### Short problem
All of the data should be output character for character, except the pictures.

..............................

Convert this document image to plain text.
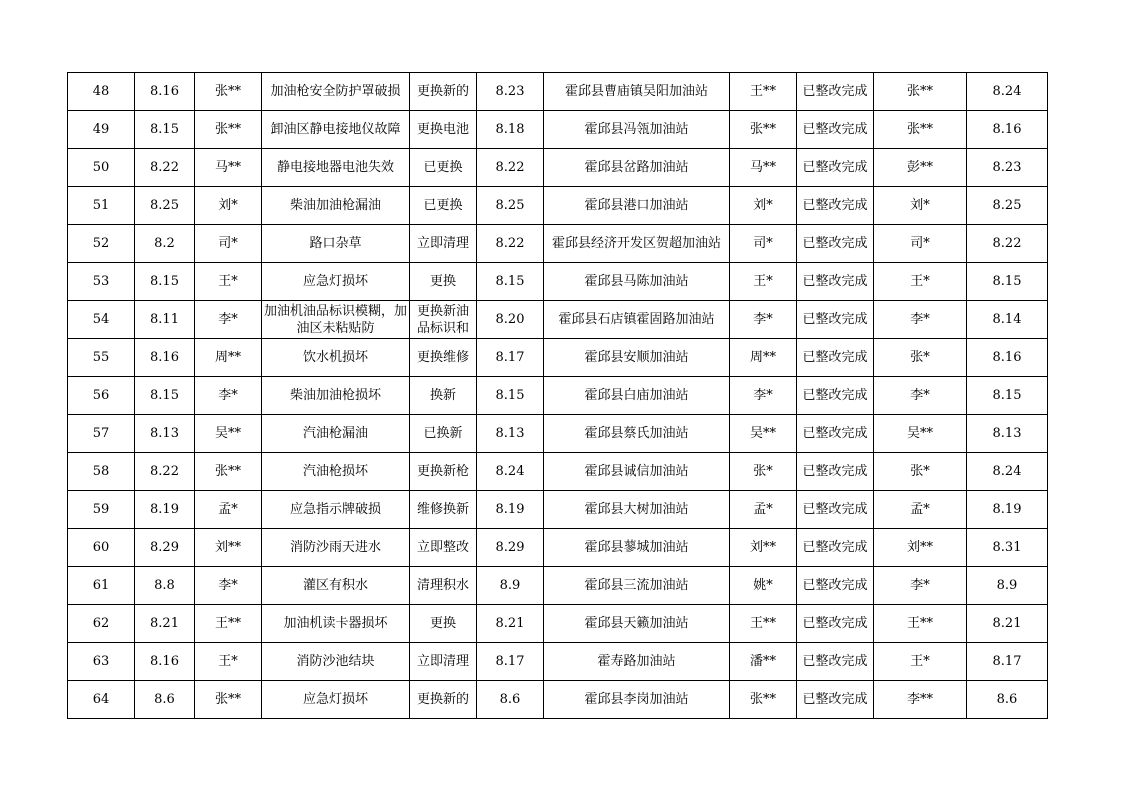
48	8.16	张**	加油枪安全防护罩破损	更换新的	8.23	霍邱县曹庙镇吴阳加油站	王**	已整改完成	张**	8.24
49	8.15	张**	卸油区静电接地仪故障	更换电池	8.18	霍邱县冯瓴加油站	张**	已整改完成	张**	8.16
50	8.22	马**	静电接地器电池失效	已更换	8.22	霍邱县岔路加油站	马**	已整改完成	彭**	8.23
51	8.25	刘*	柴油加油枪漏油	已更换	8.25	霍邱县港口加油站	刘*	已整改完成	刘*	8.25
52	8.2	司*	路口杂草	立即清理	8.22	霍邱县经济开发区贺超加油站	司*	已整改完成	司*	8.22
53	8.15	王*	应急灯损坏	更换	8.15	霍邱县马陈加油站	王*	已整改完成	王*	8.15
54	8.11	李*	加油机油品标识模糊，加油区未粘贴防	更换新油品标识和	8.20	霍邱县石店镇霍固路加油站	李*	已整改完成	李*	8.14
55	8.16	周**	饮水机损坏	更换维修	8.17	霍邱县安顺加油站	周**	已整改完成	张*	8.16
56	8.15	李*	柴油加油枪损坏	换新	8.15	霍邱县白庙加油站	李*	已整改完成	李*	8.15
57	8.13	吴**	汽油枪漏油	已换新	8.13	霍邱县蔡氏加油站	吴**	已整改完成	吴**	8.13
58	8.22	张**	汽油枪损坏	更换新枪	8.24	霍邱县诚信加油站	张*	已整改完成	张*	8.24
59	8.19	孟*	应急指示牌破损	维修换新	8.19	霍邱县大树加油站	孟*	已整改完成	孟*	8.19
60	8.29	刘**	消防沙雨天进水	立即整改	8.29	霍邱县蓼城加油站	刘**	已整改完成	刘**	8.31
61	8.8	李*	灌区有积水	清理积水	8.9	霍邱县三流加油站	姚*	已整改完成	李*	8.9
62	8.21	王**	加油机读卡器损坏	更换	8.21	霍邱县天籁加油站	王**	已整改完成	王**	8.21
63	8.16	王*	消防沙池结块	立即清理	8.17	霍寿路加油站	潘**	已整改完成	王*	8.17
64	8.6	张**	应急灯损坏	更换新的	8.6	霍邱县李岗加油站	张**	已整改完成	李**	8.6
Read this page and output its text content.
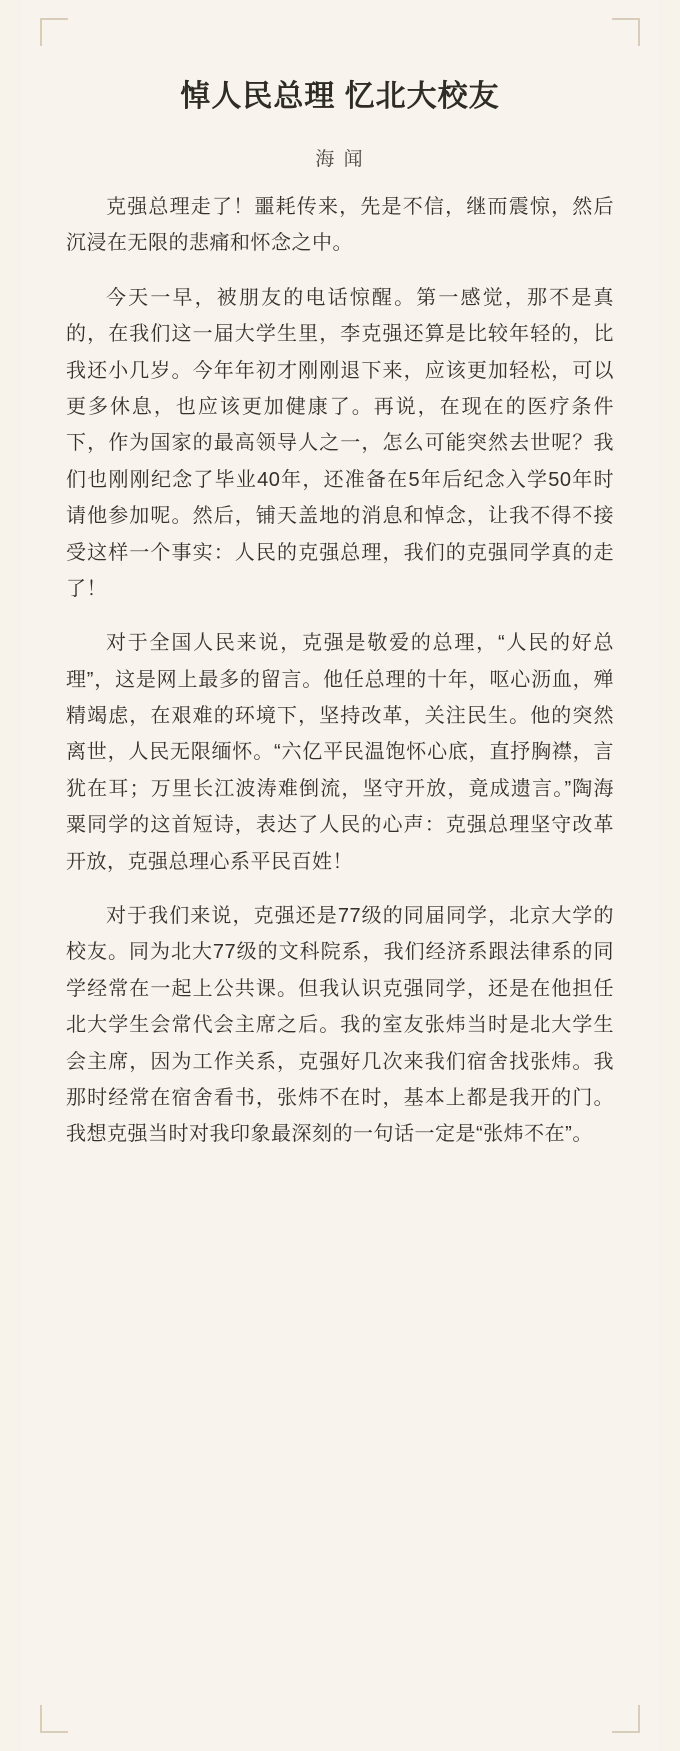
悼人民总理 忆北大校友
海 闻

克强总理走了！噩耗传来，先是不信，继而震惊，然后沉浸在无限的悲痛和怀念之中。

今天一早，被朋友的电话惊醒。第一感觉，那不是真的，在我们这一届大学生里，李克强还算是比较年轻的，比我还小几岁。今年年初才刚刚退下来，应该更加轻松，可以更多休息，也应该更加健康了。再说，在现在的医疗条件下，作为国家的最高领导人之一，怎么可能突然去世呢？我们也刚刚纪念了毕业40年，还准备在5年后纪念入学50年时请他参加呢。然后，铺天盖地的消息和悼念，让我不得不接受这样一个事实：人民的克强总理，我们的克强同学真的走了！

对于全国人民来说，克强是敬爱的总理，“人民的好总理”，这是网上最多的留言。他任总理的十年，呕心沥血，殚精竭虑，在艰难的环境下，坚持改革，关注民生。他的突然离世，人民无限缅怀。“六亿平民温饱怀心底，直抒胸襟，言犹在耳；万里长江波涛难倒流，坚守开放，竟成遗言。”陶海粟同学的这首短诗，表达了人民的心声：克强总理坚守改革开放，克强总理心系平民百姓！

对于我们来说，克强还是77级的同届同学，北京大学的校友。同为北大77级的文科院系，我们经济系跟法律系的同学经常在一起上公共课。但我认识克强同学，还是在他担任北大学生会常代会主席之后。我的室友张炜当时是北大学生会主席，因为工作关系，克强好几次来我们宿舍找张炜。我那时经常在宿舍看书，张炜不在时，基本上都是我开的门。我想克强当时对我印象最深刻的一句话一定是“张炜不在”。
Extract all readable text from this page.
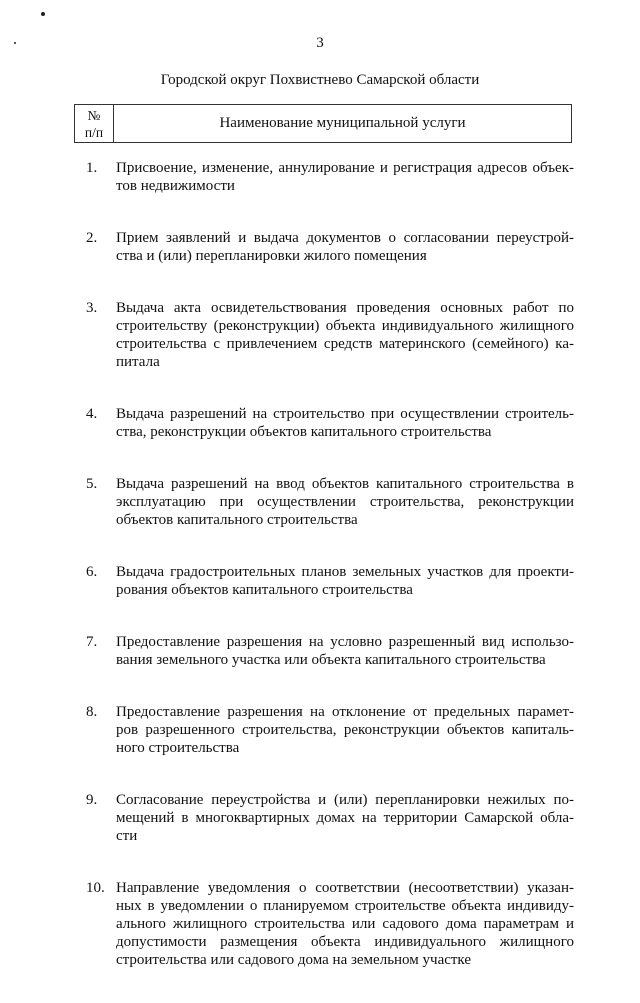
3
Городской округ Похвистнево Самарской области
№
п/п
Наименование муниципальной услуги
1. Присвоение, изменение, аннулирование и регистрация адресов объек-
тов недвижимости
2. Прием заявлений и выдача документов о согласовании переустрой-
ства и (или) перепланировки жилого помещения
3. Выдача акта освидетельствования проведения основных работ по
строительству (реконструкции) объекта индивидуального жилищного
строительства с привлечением средств материнского (семейного) ка-
питала
4. Выдача разрешений на строительство при осуществлении строитель-
ства, реконструкции объектов капитального строительства
5. Выдача разрешений на ввод объектов капитального строительства в
эксплуатацию при осуществлении строительства, реконструкции
объектов капитального строительства
6. Выдача градостроительных планов земельных участков для проекти-
рования объектов капитального строительства
7. Предоставление разрешения на условно разрешенный вид использо-
вания земельного участка или объекта капитального строительства
8. Предоставление разрешения на отклонение от предельных парамет-
ров разрешенного строительства, реконструкции объектов капиталь-
ного строительства
9. Согласование переустройства и (или) перепланировки нежилых по-
мещений в многоквартирных домах на территории Самарской обла-
сти
10. Направление уведомления о соответствии (несоответствии) указан-
ных в уведомлении о планируемом строительстве объекта индивиду-
ального жилищного строительства или садового дома параметрам и
допустимости размещения объекта индивидуального жилищного
строительства или садового дома на земельном участке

..............................

### Exercise solution
Convert this document image to plain text.
48	8.16	张**	加油枪安全防护罩破损	更换新的	8.23	霍邱县曹庙镇吴阳加油站	王**	已整改完成	张**	8.24
49	8.15	张**	卸油区静电接地仪故障	更换电池	8.18	霍邱县冯瓴加油站	张**	已整改完成	张**	8.16
50	8.22	马**	静电接地器电池失效	已更换	8.22	霍邱县岔路加油站	马**	已整改完成	彭**	8.23
51	8.25	刘*	柴油加油枪漏油	已更换	8.25	霍邱县港口加油站	刘*	已整改完成	刘*	8.25
52	8.2	司*	路口杂草	立即清理	8.22	霍邱县经济开发区贺超加油站	司*	已整改完成	司*	8.22
53	8.15	王*	应急灯损坏	更换	8.15	霍邱县马陈加油站	王*	已整改完成	王*	8.15
54	8.11	李*	加油机油品标识模糊，加油区未粘贴防	更换新油品标识和	8.20	霍邱县石店镇霍固路加油站	李*	已整改完成	李*	8.14
55	8.16	周**	饮水机损坏	更换维修	8.17	霍邱县安顺加油站	周**	已整改完成	张*	8.16
56	8.15	李*	柴油加油枪损坏	换新	8.15	霍邱县白庙加油站	李*	已整改完成	李*	8.15
57	8.13	吴**	汽油枪漏油	已换新	8.13	霍邱县蔡氏加油站	吴**	已整改完成	吴**	8.13
58	8.22	张**	汽油枪损坏	更换新枪	8.24	霍邱县诚信加油站	张*	已整改完成	张*	8.24
59	8.19	孟*	应急指示牌破损	维修换新	8.19	霍邱县大树加油站	孟*	已整改完成	孟*	8.19
60	8.29	刘**	消防沙雨天进水	立即整改	8.29	霍邱县蓼城加油站	刘**	已整改完成	刘**	8.31
61	8.8	李*	灌区有积水	清理积水	8.9	霍邱县三流加油站	姚*	已整改完成	李*	8.9
62	8.21	王**	加油机读卡器损坏	更换	8.21	霍邱县天籁加油站	王**	已整改完成	王**	8.21
63	8.16	王*	消防沙池结块	立即清理	8.17	霍寿路加油站	潘**	已整改完成	王*	8.17
64	8.6	张**	应急灯损坏	更换新的	8.6	霍邱县李岗加油站	张**	已整改完成	李**	8.6
Read this page and output its text content.
悼人民总理 忆北大校友
海 闻

克强总理走了！噩耗传来，先是不信，继而震惊，然后沉浸在无限的悲痛和怀念之中。

今天一早，被朋友的电话惊醒。第一感觉，那不是真的，在我们这一届大学生里，李克强还算是比较年轻的，比我还小几岁。今年年初才刚刚退下来，应该更加轻松，可以更多休息，也应该更加健康了。再说，在现在的医疗条件下，作为国家的最高领导人之一，怎么可能突然去世呢？我们也刚刚纪念了毕业40年，还准备在5年后纪念入学50年时请他参加呢。然后，铺天盖地的消息和悼念，让我不得不接受这样一个事实：人民的克强总理，我们的克强同学真的走了！

对于全国人民来说，克强是敬爱的总理，“人民的好总理”，这是网上最多的留言。他任总理的十年，呕心沥血，殚精竭虑，在艰难的环境下，坚持改革，关注民生。他的突然离世，人民无限缅怀。“六亿平民温饱怀心底，直抒胸襟，言犹在耳；万里长江波涛难倒流，坚守开放，竟成遗言。”陶海粟同学的这首短诗，表达了人民的心声：克强总理坚守改革开放，克强总理心系平民百姓！

对于我们来说，克强还是77级的同届同学，北京大学的校友。同为北大77级的文科院系，我们经济系跟法律系的同学经常在一起上公共课。但我认识克强同学，还是在他担任北大学生会常代会主席之后。我的室友张炜当时是北大学生会主席，因为工作关系，克强好几次来我们宿舍找张炜。我那时经常在宿舍看书，张炜不在时，基本上都是我开的门。我想克强当时对我印象最深刻的一句话一定是“张炜不在”。
Extract all readable text from this page.
3
Городской округ Похвистнево Самарской области
№
п/п
Наименование муниципальной услуги
1. Присвоение, изменение, аннулирование и регистрация адресов объек-
тов недвижимости
2. Прием заявлений и выдача документов о согласовании переустрой-
ства и (или) перепланировки жилого помещения
3. Выдача акта освидетельствования проведения основных работ по
строительству (реконструкции) объекта индивидуального жилищного
строительства с привлечением средств материнского (семейного) ка-
питала
4. Выдача разрешений на строительство при осуществлении строитель-
ства, реконструкции объектов капитального строительства
5. Выдача разрешений на ввод объектов капитального строительства в
эксплуатацию при осуществлении строительства, реконструкции
объектов капитального строительства
6. Выдача градостроительных планов земельных участков для проекти-
рования объектов капитального строительства
7. Предоставление разрешения на условно разрешенный вид использо-
вания земельного участка или объекта капитального строительства
8. Предоставление разрешения на отклонение от предельных парамет-
ров разрешенного строительства, реконструкции объектов капиталь-
ного строительства
9. Согласование переустройства и (или) перепланировки нежилых по-
мещений в многоквартирных домах на территории Самарской обла-
сти
10. Направление уведомления о соответствии (несоответствии) указан-
ных в уведомлении о планируемом строительстве объекта индивиду-
ального жилищного строительства или садового дома параметрам и
допустимости размещения объекта индивидуального жилищного
строительства или садового дома на земельном участке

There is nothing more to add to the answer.